Repeat everything in the material exactly.

Entries from a dataset:
******

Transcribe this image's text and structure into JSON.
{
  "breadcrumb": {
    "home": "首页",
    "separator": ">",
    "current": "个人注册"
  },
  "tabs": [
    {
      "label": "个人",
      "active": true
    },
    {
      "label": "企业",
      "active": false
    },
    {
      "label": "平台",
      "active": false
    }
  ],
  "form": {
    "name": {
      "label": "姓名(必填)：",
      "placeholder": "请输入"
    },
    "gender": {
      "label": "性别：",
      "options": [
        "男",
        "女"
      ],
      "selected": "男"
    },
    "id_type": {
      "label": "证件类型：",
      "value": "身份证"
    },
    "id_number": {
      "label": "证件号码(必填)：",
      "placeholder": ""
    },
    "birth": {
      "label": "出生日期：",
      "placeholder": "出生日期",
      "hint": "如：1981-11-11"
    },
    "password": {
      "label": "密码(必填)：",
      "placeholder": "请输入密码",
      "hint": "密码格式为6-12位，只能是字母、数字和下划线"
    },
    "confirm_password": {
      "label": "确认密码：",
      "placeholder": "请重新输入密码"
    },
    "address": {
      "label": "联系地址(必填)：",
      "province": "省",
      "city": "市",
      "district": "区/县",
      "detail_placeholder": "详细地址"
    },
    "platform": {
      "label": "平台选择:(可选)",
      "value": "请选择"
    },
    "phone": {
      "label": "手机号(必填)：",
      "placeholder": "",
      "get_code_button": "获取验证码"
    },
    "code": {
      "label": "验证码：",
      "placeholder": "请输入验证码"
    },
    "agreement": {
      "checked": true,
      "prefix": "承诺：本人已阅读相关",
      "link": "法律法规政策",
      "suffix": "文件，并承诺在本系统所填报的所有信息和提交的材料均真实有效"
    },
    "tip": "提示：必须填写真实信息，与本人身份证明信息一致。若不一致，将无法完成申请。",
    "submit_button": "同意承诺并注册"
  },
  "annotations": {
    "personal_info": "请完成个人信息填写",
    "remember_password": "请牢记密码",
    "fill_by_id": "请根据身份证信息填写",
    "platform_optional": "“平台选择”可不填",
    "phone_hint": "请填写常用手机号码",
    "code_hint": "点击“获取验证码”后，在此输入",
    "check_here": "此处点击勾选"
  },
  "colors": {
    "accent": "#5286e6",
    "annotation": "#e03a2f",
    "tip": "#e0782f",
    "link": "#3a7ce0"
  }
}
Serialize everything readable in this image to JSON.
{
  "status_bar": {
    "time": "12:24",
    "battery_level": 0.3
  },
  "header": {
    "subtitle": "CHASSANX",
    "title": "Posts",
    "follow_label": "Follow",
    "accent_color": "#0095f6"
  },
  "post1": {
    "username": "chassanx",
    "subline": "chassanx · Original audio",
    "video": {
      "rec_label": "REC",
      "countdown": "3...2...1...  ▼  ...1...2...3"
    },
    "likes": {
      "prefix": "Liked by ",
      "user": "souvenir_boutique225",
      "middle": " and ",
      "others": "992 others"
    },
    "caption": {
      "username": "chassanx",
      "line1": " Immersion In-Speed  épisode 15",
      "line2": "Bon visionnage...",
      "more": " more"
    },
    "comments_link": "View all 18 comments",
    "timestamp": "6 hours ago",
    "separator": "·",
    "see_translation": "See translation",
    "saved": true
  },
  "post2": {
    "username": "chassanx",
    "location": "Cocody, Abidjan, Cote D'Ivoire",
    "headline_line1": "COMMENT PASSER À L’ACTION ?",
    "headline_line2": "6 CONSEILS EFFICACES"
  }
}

******

THE SOLUTION:
Transcribe this image's text and structure into JSON.
{
  "breadcrumb": {
    "home": "首页",
    "separator": ">",
    "current": "个人注册"
  },
  "tabs": [
    {
      "label": "个人",
      "active": true
    },
    {
      "label": "企业",
      "active": false
    },
    {
      "label": "平台",
      "active": false
    }
  ],
  "form": {
    "name": {
      "label": "姓名(必填)：",
      "placeholder": "请输入"
    },
    "gender": {
      "label": "性别：",
      "options": [
        "男",
        "女"
      ],
      "selected": "男"
    },
    "id_type": {
      "label": "证件类型：",
      "value": "身份证"
    },
    "id_number": {
      "label": "证件号码(必填)：",
      "placeholder": ""
    },
    "birth": {
      "label": "出生日期：",
      "placeholder": "出生日期",
      "hint": "如：1981-11-11"
    },
    "password": {
      "label": "密码(必填)：",
      "placeholder": "请输入密码",
      "hint": "密码格式为6-12位，只能是字母、数字和下划线"
    },
    "confirm_password": {
      "label": "确认密码：",
      "placeholder": "请重新输入密码"
    },
    "address": {
      "label": "联系地址(必填)：",
      "province": "省",
      "city": "市",
      "district": "区/县",
      "detail_placeholder": "详细地址"
    },
    "platform": {
      "label": "平台选择:(可选)",
      "value": "请选择"
    },
    "phone": {
      "label": "手机号(必填)：",
      "placeholder": "",
      "get_code_button": "获取验证码"
    },
    "code": {
      "label": "验证码：",
      "placeholder": "请输入验证码"
    },
    "agreement": {
      "checked": true,
      "prefix": "承诺：本人已阅读相关",
      "link": "法律法规政策",
      "suffix": "文件，并承诺在本系统所填报的所有信息和提交的材料均真实有效"
    },
    "tip": "提示：必须填写真实信息，与本人身份证明信息一致。若不一致，将无法完成申请。",
    "submit_button": "同意承诺并注册"
  },
  "annotations": {
    "personal_info": "请完成个人信息填写",
    "remember_password": "请牢记密码",
    "fill_by_id": "请根据身份证信息填写",
    "platform_optional": "“平台选择”可不填",
    "phone_hint": "请填写常用手机号码",
    "code_hint": "点击“获取验证码”后，在此输入",
    "check_here": "此处点击勾选"
  },
  "colors": {
    "accent": "#5286e6",
    "annotation": "#e03a2f",
    "tip": "#e0782f",
    "link": "#3a7ce0"
  }
}
Serialize everything readable in this image to JSON.
{
  "status_bar": {
    "time": "12:24",
    "battery_level": 0.3
  },
  "header": {
    "subtitle": "CHASSANX",
    "title": "Posts",
    "follow_label": "Follow",
    "accent_color": "#0095f6"
  },
  "post1": {
    "username": "chassanx",
    "subline": "chassanx · Original audio",
    "video": {
      "rec_label": "REC",
      "countdown": "3...2...1...  ▼  ...1...2...3"
    },
    "likes": {
      "prefix": "Liked by ",
      "user": "souvenir_boutique225",
      "middle": " and ",
      "others": "992 others"
    },
    "caption": {
      "username": "chassanx",
      "line1": " Immersion In-Speed  épisode 15",
      "line2": "Bon visionnage...",
      "more": " more"
    },
    "comments_link": "View all 18 comments",
    "timestamp": "6 hours ago",
    "separator": "·",
    "see_translation": "See translation",
    "saved": true
  },
  "post2": {
    "username": "chassanx",
    "location": "Cocody, Abidjan, Cote D'Ivoire",
    "headline_line1": "COMMENT PASSER À L’ACTION ?",
    "headline_line2": "6 CONSEILS EFFICACES"
  }
}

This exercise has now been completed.